• **The problem**
Repeat each entry exactly and drop the pictures.

Collected data:

■ ■ ■ ■

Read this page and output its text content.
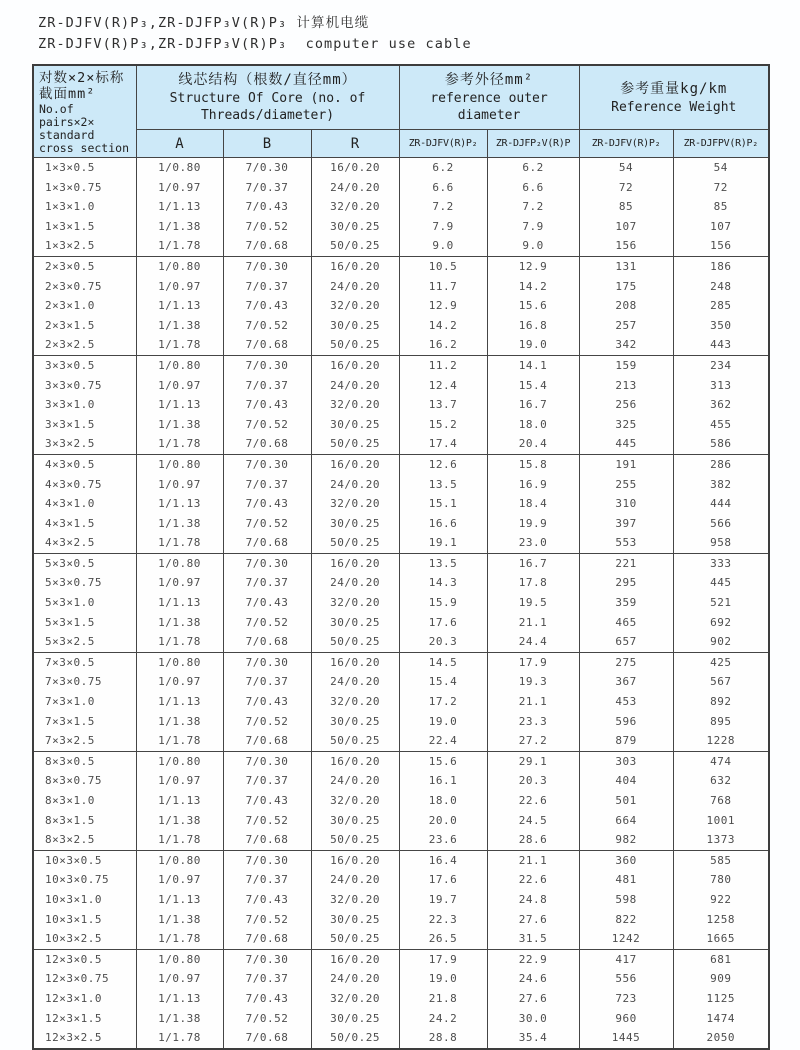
ZR-DJFV(R)P₃,ZR-DJFP₃V(R)P₃ 计算机电缆
ZR-DJFV(R)P₃,ZR-DJFP₃V(R)P₃  computer use cable
对数×2×标称截面mm²
No.of pairs×2× standard cross section	线芯结构（根数/直径mm）
Structure Of Core (no. of Threads/diameter)			参考外径mm²
reference outer diameter		参考重量kg/km
Reference Weight	

	A	B	R	ZR-DJFV(R)P₂	ZR-DJFP₂V(R)P	ZR-DJFV(R)P₂	ZR-DJFPV(R)P₂
1×3×0.5	1/0.80	7/0.30	16/0.20	6.2	6.2	54	54
1×3×0.75	1/0.97	7/0.37	24/0.20	6.6	6.6	72	72
1×3×1.0	1/1.13	7/0.43	32/0.20	7.2	7.2	85	85
1×3×1.5	1/1.38	7/0.52	30/0.25	7.9	7.9	107	107
1×3×2.5	1/1.78	7/0.68	50/0.25	9.0	9.0	156	156
2×3×0.5	1/0.80	7/0.30	16/0.20	10.5	12.9	131	186
2×3×0.75	1/0.97	7/0.37	24/0.20	11.7	14.2	175	248
2×3×1.0	1/1.13	7/0.43	32/0.20	12.9	15.6	208	285
2×3×1.5	1/1.38	7/0.52	30/0.25	14.2	16.8	257	350
2×3×2.5	1/1.78	7/0.68	50/0.25	16.2	19.0	342	443
3×3×0.5	1/0.80	7/0.30	16/0.20	11.2	14.1	159	234
3×3×0.75	1/0.97	7/0.37	24/0.20	12.4	15.4	213	313
3×3×1.0	1/1.13	7/0.43	32/0.20	13.7	16.7	256	362
3×3×1.5	1/1.38	7/0.52	30/0.25	15.2	18.0	325	455
3×3×2.5	1/1.78	7/0.68	50/0.25	17.4	20.4	445	586
4×3×0.5	1/0.80	7/0.30	16/0.20	12.6	15.8	191	286
4×3×0.75	1/0.97	7/0.37	24/0.20	13.5	16.9	255	382
4×3×1.0	1/1.13	7/0.43	32/0.20	15.1	18.4	310	444
4×3×1.5	1/1.38	7/0.52	30/0.25	16.6	19.9	397	566
4×3×2.5	1/1.78	7/0.68	50/0.25	19.1	23.0	553	958
5×3×0.5	1/0.80	7/0.30	16/0.20	13.5	16.7	221	333
5×3×0.75	1/0.97	7/0.37	24/0.20	14.3	17.8	295	445
5×3×1.0	1/1.13	7/0.43	32/0.20	15.9	19.5	359	521
5×3×1.5	1/1.38	7/0.52	30/0.25	17.6	21.1	465	692
5×3×2.5	1/1.78	7/0.68	50/0.25	20.3	24.4	657	902
7×3×0.5	1/0.80	7/0.30	16/0.20	14.5	17.9	275	425
7×3×0.75	1/0.97	7/0.37	24/0.20	15.4	19.3	367	567
7×3×1.0	1/1.13	7/0.43	32/0.20	17.2	21.1	453	892
7×3×1.5	1/1.38	7/0.52	30/0.25	19.0	23.3	596	895
7×3×2.5	1/1.78	7/0.68	50/0.25	22.4	27.2	879	1228
8×3×0.5	1/0.80	7/0.30	16/0.20	15.6	29.1	303	474
8×3×0.75	1/0.97	7/0.37	24/0.20	16.1	20.3	404	632
8×3×1.0	1/1.13	7/0.43	32/0.20	18.0	22.6	501	768
8×3×1.5	1/1.38	7/0.52	30/0.25	20.0	24.5	664	1001
8×3×2.5	1/1.78	7/0.68	50/0.25	23.6	28.6	982	1373
10×3×0.5	1/0.80	7/0.30	16/0.20	16.4	21.1	360	585
10×3×0.75	1/0.97	7/0.37	24/0.20	17.6	22.6	481	780
10×3×1.0	1/1.13	7/0.43	32/0.20	19.7	24.8	598	922
10×3×1.5	1/1.38	7/0.52	30/0.25	22.3	27.6	822	1258
10×3×2.5	1/1.78	7/0.68	50/0.25	26.5	31.5	1242	1665
12×3×0.5	1/0.80	7/0.30	16/0.20	17.9	22.9	417	681
12×3×0.75	1/0.97	7/0.37	24/0.20	19.0	24.6	556	909
12×3×1.0	1/1.13	7/0.43	32/0.20	21.8	27.6	723	1125
12×3×1.5	1/1.38	7/0.52	30/0.25	24.2	30.0	960	1474
12×3×2.5	1/1.78	7/0.68	50/0.25	28.8	35.4	1445	2050
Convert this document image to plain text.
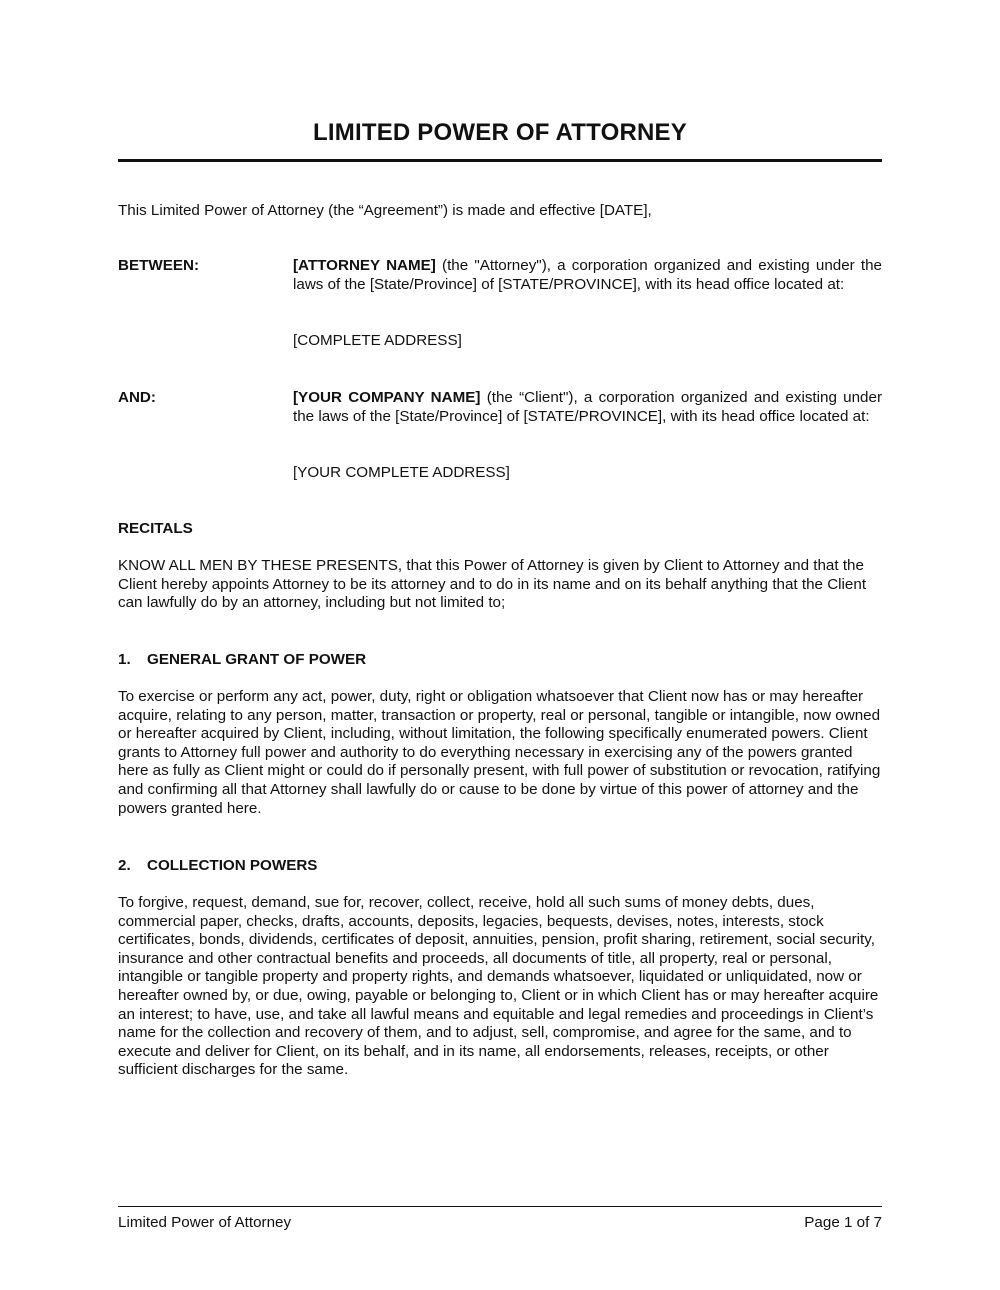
LIMITED POWER OF ATTORNEY
This Limited Power of Attorney (the “Agreement”) is made and effective [DATE],
BETWEEN:	[ATTORNEY NAME] (the "Attorney"), a corporation organized and existing under the laws of the [State/Province] of [STATE/PROVINCE], with its head office located at:
[COMPLETE ADDRESS]
AND:	[YOUR COMPANY NAME] (the “Client"), a corporation organized and existing under the laws of the [State/Province] of [STATE/PROVINCE], with its head office located at:
[YOUR COMPLETE ADDRESS]
RECITALS
KNOW ALL MEN BY THESE PRESENTS, that this Power of Attorney is given by Client to Attorney and that the Client hereby appoints Attorney to be its attorney and to do in its name and on its behalf anything that the Client can lawfully do by an attorney, including but not limited to;
1. GENERAL GRANT OF POWER
To exercise or perform any act, power, duty, right or obligation whatsoever that Client now has or may hereafter acquire, relating to any person, matter, transaction or property, real or personal, tangible or intangible, now owned or hereafter acquired by Client, including, without limitation, the following specifically enumerated powers. Client grants to Attorney full power and authority to do everything necessary in exercising any of the powers granted here as fully as Client might or could do if personally present, with full power of substitution or revocation, ratifying and confirming all that Attorney shall lawfully do or cause to be done by virtue of this power of attorney and the powers granted here.
2. COLLECTION POWERS
To forgive, request, demand, sue for, recover, collect, receive, hold all such sums of money debts, dues, commercial paper, checks, drafts, accounts, deposits, legacies, bequests, devises, notes, interests, stock certificates, bonds, dividends, certificates of deposit, annuities, pension, profit sharing, retirement, social security, insurance and other contractual benefits and proceeds, all documents of title, all property, real or personal, intangible or tangible property and property rights, and demands whatsoever, liquidated or unliquidated, now or hereafter owned by, or due, owing, payable or belonging to, Client or in which Client has or may hereafter acquire an interest; to have, use, and take all lawful means and equitable and legal remedies and proceedings in Client’s name for the collection and recovery of them, and to adjust, sell, compromise, and agree for the same, and to execute and deliver for Client, on its behalf, and in its name, all endorsements, releases, receipts, or other sufficient discharges for the same.
Limited Power of Attorney	Page 1 of 7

■ ■ ■ ■

• **Written solution**
Read this page and output its text content.
ZR-DJFV(R)P₃,ZR-DJFP₃V(R)P₃ 计算机电缆
ZR-DJFV(R)P₃,ZR-DJFP₃V(R)P₃  computer use cable
对数×2×标称截面mm²
No.of pairs×2× standard cross section	线芯结构（根数/直径mm）
Structure Of Core (no. of Threads/diameter)			参考外径mm²
reference outer diameter		参考重量kg/km
Reference Weight	

	A	B	R	ZR-DJFV(R)P₂	ZR-DJFP₂V(R)P	ZR-DJFV(R)P₂	ZR-DJFPV(R)P₂
1×3×0.5	1/0.80	7/0.30	16/0.20	6.2	6.2	54	54
1×3×0.75	1/0.97	7/0.37	24/0.20	6.6	6.6	72	72
1×3×1.0	1/1.13	7/0.43	32/0.20	7.2	7.2	85	85
1×3×1.5	1/1.38	7/0.52	30/0.25	7.9	7.9	107	107
1×3×2.5	1/1.78	7/0.68	50/0.25	9.0	9.0	156	156
2×3×0.5	1/0.80	7/0.30	16/0.20	10.5	12.9	131	186
2×3×0.75	1/0.97	7/0.37	24/0.20	11.7	14.2	175	248
2×3×1.0	1/1.13	7/0.43	32/0.20	12.9	15.6	208	285
2×3×1.5	1/1.38	7/0.52	30/0.25	14.2	16.8	257	350
2×3×2.5	1/1.78	7/0.68	50/0.25	16.2	19.0	342	443
3×3×0.5	1/0.80	7/0.30	16/0.20	11.2	14.1	159	234
3×3×0.75	1/0.97	7/0.37	24/0.20	12.4	15.4	213	313
3×3×1.0	1/1.13	7/0.43	32/0.20	13.7	16.7	256	362
3×3×1.5	1/1.38	7/0.52	30/0.25	15.2	18.0	325	455
3×3×2.5	1/1.78	7/0.68	50/0.25	17.4	20.4	445	586
4×3×0.5	1/0.80	7/0.30	16/0.20	12.6	15.8	191	286
4×3×0.75	1/0.97	7/0.37	24/0.20	13.5	16.9	255	382
4×3×1.0	1/1.13	7/0.43	32/0.20	15.1	18.4	310	444
4×3×1.5	1/1.38	7/0.52	30/0.25	16.6	19.9	397	566
4×3×2.5	1/1.78	7/0.68	50/0.25	19.1	23.0	553	958
5×3×0.5	1/0.80	7/0.30	16/0.20	13.5	16.7	221	333
5×3×0.75	1/0.97	7/0.37	24/0.20	14.3	17.8	295	445
5×3×1.0	1/1.13	7/0.43	32/0.20	15.9	19.5	359	521
5×3×1.5	1/1.38	7/0.52	30/0.25	17.6	21.1	465	692
5×3×2.5	1/1.78	7/0.68	50/0.25	20.3	24.4	657	902
7×3×0.5	1/0.80	7/0.30	16/0.20	14.5	17.9	275	425
7×3×0.75	1/0.97	7/0.37	24/0.20	15.4	19.3	367	567
7×3×1.0	1/1.13	7/0.43	32/0.20	17.2	21.1	453	892
7×3×1.5	1/1.38	7/0.52	30/0.25	19.0	23.3	596	895
7×3×2.5	1/1.78	7/0.68	50/0.25	22.4	27.2	879	1228
8×3×0.5	1/0.80	7/0.30	16/0.20	15.6	29.1	303	474
8×3×0.75	1/0.97	7/0.37	24/0.20	16.1	20.3	404	632
8×3×1.0	1/1.13	7/0.43	32/0.20	18.0	22.6	501	768
8×3×1.5	1/1.38	7/0.52	30/0.25	20.0	24.5	664	1001
8×3×2.5	1/1.78	7/0.68	50/0.25	23.6	28.6	982	1373
10×3×0.5	1/0.80	7/0.30	16/0.20	16.4	21.1	360	585
10×3×0.75	1/0.97	7/0.37	24/0.20	17.6	22.6	481	780
10×3×1.0	1/1.13	7/0.43	32/0.20	19.7	24.8	598	922
10×3×1.5	1/1.38	7/0.52	30/0.25	22.3	27.6	822	1258
10×3×2.5	1/1.78	7/0.68	50/0.25	26.5	31.5	1242	1665
12×3×0.5	1/0.80	7/0.30	16/0.20	17.9	22.9	417	681
12×3×0.75	1/0.97	7/0.37	24/0.20	19.0	24.6	556	909
12×3×1.0	1/1.13	7/0.43	32/0.20	21.8	27.6	723	1125
12×3×1.5	1/1.38	7/0.52	30/0.25	24.2	30.0	960	1474
12×3×2.5	1/1.78	7/0.68	50/0.25	28.8	35.4	1445	2050
Convert this document image to plain text.
LIMITED POWER OF ATTORNEY
This Limited Power of Attorney (the “Agreement”) is made and effective [DATE],
BETWEEN:	[ATTORNEY NAME] (the "Attorney"), a corporation organized and existing under the laws of the [State/Province] of [STATE/PROVINCE], with its head office located at:
[COMPLETE ADDRESS]
AND:	[YOUR COMPANY NAME] (the “Client"), a corporation organized and existing under the laws of the [State/Province] of [STATE/PROVINCE], with its head office located at:
[YOUR COMPLETE ADDRESS]
RECITALS
KNOW ALL MEN BY THESE PRESENTS, that this Power of Attorney is given by Client to Attorney and that the Client hereby appoints Attorney to be its attorney and to do in its name and on its behalf anything that the Client can lawfully do by an attorney, including but not limited to;
1. GENERAL GRANT OF POWER
To exercise or perform any act, power, duty, right or obligation whatsoever that Client now has or may hereafter acquire, relating to any person, matter, transaction or property, real or personal, tangible or intangible, now owned or hereafter acquired by Client, including, without limitation, the following specifically enumerated powers. Client grants to Attorney full power and authority to do everything necessary in exercising any of the powers granted here as fully as Client might or could do if personally present, with full power of substitution or revocation, ratifying and confirming all that Attorney shall lawfully do or cause to be done by virtue of this power of attorney and the powers granted here.
2. COLLECTION POWERS
To forgive, request, demand, sue for, recover, collect, receive, hold all such sums of money debts, dues, commercial paper, checks, drafts, accounts, deposits, legacies, bequests, devises, notes, interests, stock certificates, bonds, dividends, certificates of deposit, annuities, pension, profit sharing, retirement, social security, insurance and other contractual benefits and proceeds, all documents of title, all property, real or personal, intangible or tangible property and property rights, and demands whatsoever, liquidated or unliquidated, now or hereafter owned by, or due, owing, payable or belonging to, Client or in which Client has or may hereafter acquire an interest; to have, use, and take all lawful means and equitable and legal remedies and proceedings in Client’s name for the collection and recovery of them, and to adjust, sell, compromise, and agree for the same, and to execute and deliver for Client, on its behalf, and in its name, all endorsements, releases, receipts, or other sufficient discharges for the same.
Limited Power of Attorney	Page 1 of 7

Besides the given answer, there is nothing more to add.